### [EXERCISE REQUIREMENTS]
Find every line in the records below that holds the word "Unit", and copy it out.

====================

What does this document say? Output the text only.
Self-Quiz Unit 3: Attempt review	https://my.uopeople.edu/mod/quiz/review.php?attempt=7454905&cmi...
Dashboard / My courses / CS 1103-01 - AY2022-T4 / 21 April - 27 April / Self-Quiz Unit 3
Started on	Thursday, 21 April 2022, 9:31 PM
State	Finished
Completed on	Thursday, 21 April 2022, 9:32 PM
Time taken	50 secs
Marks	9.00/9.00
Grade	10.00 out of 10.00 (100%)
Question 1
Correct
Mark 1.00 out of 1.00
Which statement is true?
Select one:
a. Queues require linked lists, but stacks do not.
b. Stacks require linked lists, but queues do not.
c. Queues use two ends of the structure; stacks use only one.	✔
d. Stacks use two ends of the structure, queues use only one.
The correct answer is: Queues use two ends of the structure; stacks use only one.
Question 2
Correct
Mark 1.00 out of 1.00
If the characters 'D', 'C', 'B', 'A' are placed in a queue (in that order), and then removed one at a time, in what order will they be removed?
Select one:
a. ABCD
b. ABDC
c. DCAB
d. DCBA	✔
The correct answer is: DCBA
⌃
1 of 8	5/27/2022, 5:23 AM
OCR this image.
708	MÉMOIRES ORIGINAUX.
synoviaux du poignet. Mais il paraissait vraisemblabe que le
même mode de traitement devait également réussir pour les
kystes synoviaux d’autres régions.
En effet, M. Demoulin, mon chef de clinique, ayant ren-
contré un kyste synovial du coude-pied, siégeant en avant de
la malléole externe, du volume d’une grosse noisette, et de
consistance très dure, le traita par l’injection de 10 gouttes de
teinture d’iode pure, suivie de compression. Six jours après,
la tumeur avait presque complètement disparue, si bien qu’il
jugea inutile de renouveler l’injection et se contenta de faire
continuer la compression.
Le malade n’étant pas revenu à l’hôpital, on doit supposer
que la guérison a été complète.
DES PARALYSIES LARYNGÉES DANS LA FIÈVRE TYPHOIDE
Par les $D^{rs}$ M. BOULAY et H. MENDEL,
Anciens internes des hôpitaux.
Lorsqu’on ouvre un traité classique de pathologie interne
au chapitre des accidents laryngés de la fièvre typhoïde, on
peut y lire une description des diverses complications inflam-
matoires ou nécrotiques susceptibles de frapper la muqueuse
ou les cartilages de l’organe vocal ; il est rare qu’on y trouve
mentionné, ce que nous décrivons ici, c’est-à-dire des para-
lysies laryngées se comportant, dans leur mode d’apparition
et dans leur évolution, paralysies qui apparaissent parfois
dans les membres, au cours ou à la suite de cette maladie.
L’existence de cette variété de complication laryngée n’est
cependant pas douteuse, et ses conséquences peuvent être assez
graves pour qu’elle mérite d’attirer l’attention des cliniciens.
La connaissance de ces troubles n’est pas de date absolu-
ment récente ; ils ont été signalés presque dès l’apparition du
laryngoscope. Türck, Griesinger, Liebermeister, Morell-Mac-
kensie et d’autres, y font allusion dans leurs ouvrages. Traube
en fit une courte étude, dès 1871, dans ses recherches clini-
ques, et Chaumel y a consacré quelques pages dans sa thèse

====================

### [EXERCISE RESPONSE]
Self-Quiz Unit 3: Attempt review	https://my.uopeople.edu/mod/quiz/review.php?attempt=7454905&cmi...
Dashboard / My courses / CS 1103-01 - AY2022-T4 / 21 April - 27 April / Self-Quiz Unit 3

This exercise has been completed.